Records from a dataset
++++
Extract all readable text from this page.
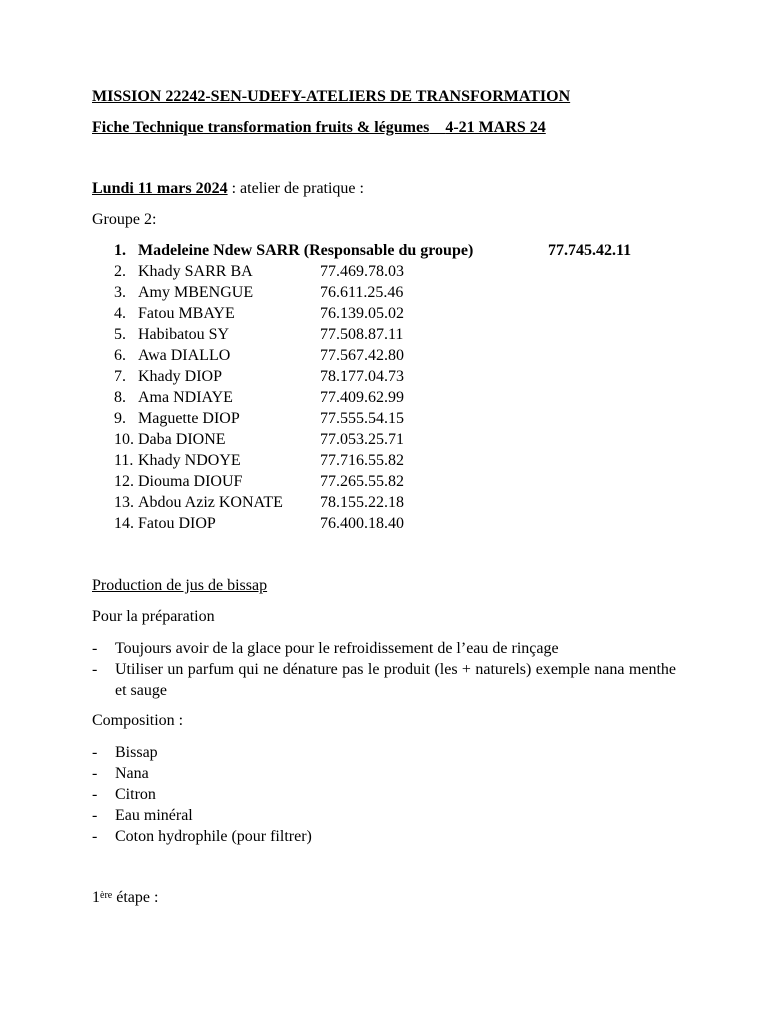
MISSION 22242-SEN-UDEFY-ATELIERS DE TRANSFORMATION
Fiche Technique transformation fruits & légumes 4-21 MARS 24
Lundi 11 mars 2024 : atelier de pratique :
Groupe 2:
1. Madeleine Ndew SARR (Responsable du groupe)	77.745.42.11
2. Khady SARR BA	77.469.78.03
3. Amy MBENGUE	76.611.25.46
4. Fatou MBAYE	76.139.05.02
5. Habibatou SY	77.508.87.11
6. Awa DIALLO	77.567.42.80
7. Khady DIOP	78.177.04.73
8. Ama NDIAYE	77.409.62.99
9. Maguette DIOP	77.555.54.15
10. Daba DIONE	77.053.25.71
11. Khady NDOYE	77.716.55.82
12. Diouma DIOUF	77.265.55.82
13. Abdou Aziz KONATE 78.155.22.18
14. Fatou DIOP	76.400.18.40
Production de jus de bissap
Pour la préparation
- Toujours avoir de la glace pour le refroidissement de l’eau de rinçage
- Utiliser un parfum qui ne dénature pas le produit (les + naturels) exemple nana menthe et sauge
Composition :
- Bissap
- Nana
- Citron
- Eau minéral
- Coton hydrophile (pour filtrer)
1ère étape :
++++
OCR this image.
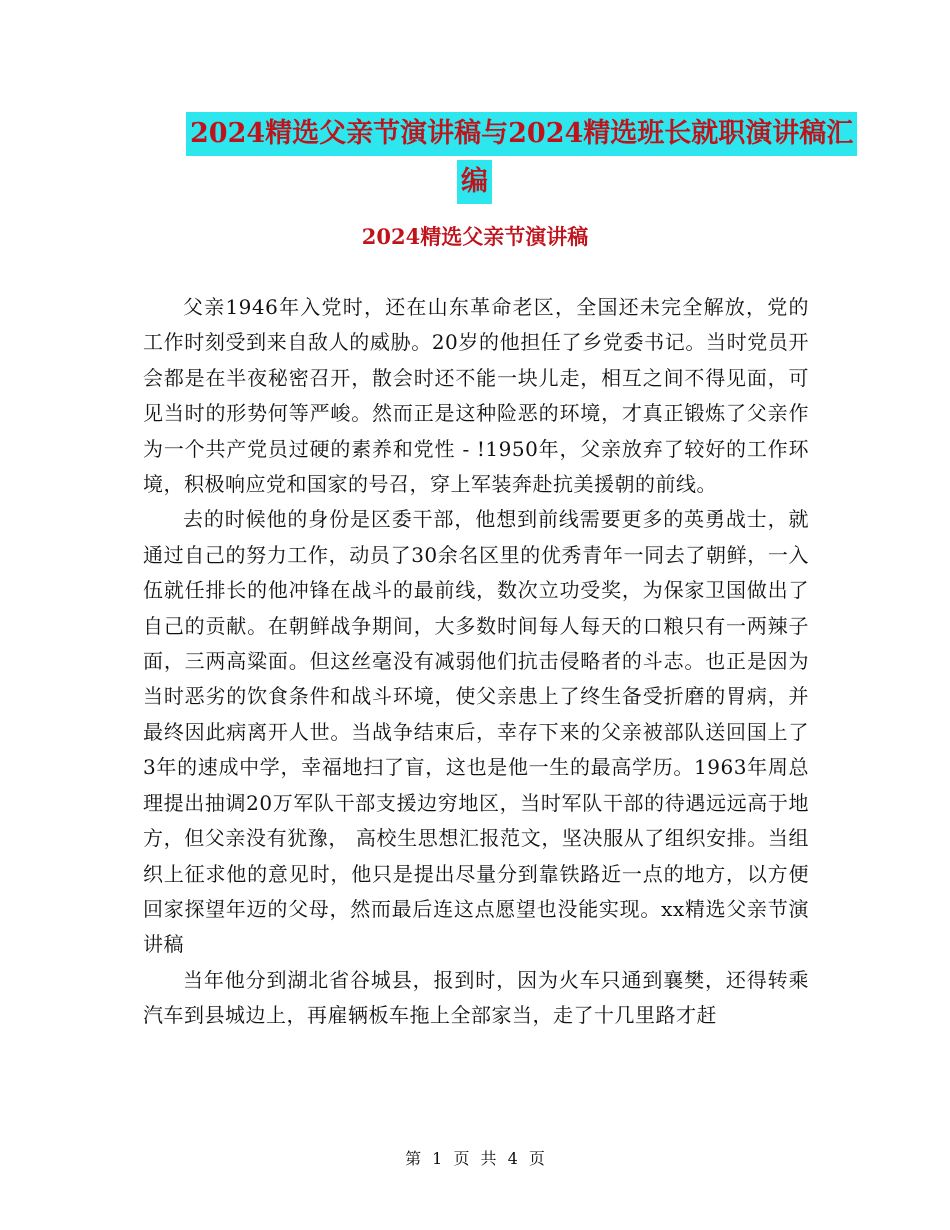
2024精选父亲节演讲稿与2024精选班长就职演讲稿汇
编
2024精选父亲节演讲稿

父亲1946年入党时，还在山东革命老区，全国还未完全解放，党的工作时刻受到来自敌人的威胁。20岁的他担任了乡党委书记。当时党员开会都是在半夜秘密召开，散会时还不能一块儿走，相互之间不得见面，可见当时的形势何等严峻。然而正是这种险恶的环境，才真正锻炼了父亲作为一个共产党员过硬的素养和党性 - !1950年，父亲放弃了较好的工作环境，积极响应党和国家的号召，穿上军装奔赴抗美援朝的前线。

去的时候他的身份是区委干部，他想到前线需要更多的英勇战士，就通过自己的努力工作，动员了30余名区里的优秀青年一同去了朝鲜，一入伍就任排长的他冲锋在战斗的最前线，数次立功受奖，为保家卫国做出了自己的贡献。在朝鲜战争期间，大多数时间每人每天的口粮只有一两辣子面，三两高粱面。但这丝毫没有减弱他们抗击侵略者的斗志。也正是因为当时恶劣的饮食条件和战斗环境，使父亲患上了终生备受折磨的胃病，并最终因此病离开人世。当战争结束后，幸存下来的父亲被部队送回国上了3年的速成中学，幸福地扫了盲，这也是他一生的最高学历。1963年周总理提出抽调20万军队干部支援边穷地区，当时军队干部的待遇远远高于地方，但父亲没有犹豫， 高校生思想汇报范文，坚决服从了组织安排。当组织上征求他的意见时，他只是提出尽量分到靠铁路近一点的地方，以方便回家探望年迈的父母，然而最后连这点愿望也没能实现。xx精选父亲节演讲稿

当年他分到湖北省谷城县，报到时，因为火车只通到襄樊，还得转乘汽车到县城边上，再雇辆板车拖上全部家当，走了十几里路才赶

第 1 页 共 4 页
++++
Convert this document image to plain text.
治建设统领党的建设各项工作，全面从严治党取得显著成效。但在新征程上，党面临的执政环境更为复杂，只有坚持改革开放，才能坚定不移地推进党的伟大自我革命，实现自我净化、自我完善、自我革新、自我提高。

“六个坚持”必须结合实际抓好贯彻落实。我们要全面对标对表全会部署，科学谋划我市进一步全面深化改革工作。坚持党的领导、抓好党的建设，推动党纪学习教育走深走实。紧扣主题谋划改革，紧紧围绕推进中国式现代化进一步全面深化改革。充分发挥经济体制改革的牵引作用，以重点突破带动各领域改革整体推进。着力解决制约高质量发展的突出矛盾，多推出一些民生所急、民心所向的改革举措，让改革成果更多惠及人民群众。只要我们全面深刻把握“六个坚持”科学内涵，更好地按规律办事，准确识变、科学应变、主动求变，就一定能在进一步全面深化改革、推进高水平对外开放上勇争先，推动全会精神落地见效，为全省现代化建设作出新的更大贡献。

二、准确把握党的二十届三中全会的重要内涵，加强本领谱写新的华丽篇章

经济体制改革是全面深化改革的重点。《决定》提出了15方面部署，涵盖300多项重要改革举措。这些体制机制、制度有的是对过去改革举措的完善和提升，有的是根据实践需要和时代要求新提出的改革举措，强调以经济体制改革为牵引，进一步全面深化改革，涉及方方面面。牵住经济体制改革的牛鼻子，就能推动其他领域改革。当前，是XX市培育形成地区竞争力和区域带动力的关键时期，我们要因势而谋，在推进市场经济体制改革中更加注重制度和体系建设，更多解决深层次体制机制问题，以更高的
++++
TASK INSTRUCTIONS – Select the lines from the entries that include the word "Fatou".

RESULT –
4. Fatou MBAYE	76.139.05.02
14. Fatou DIOP	76.400.18.40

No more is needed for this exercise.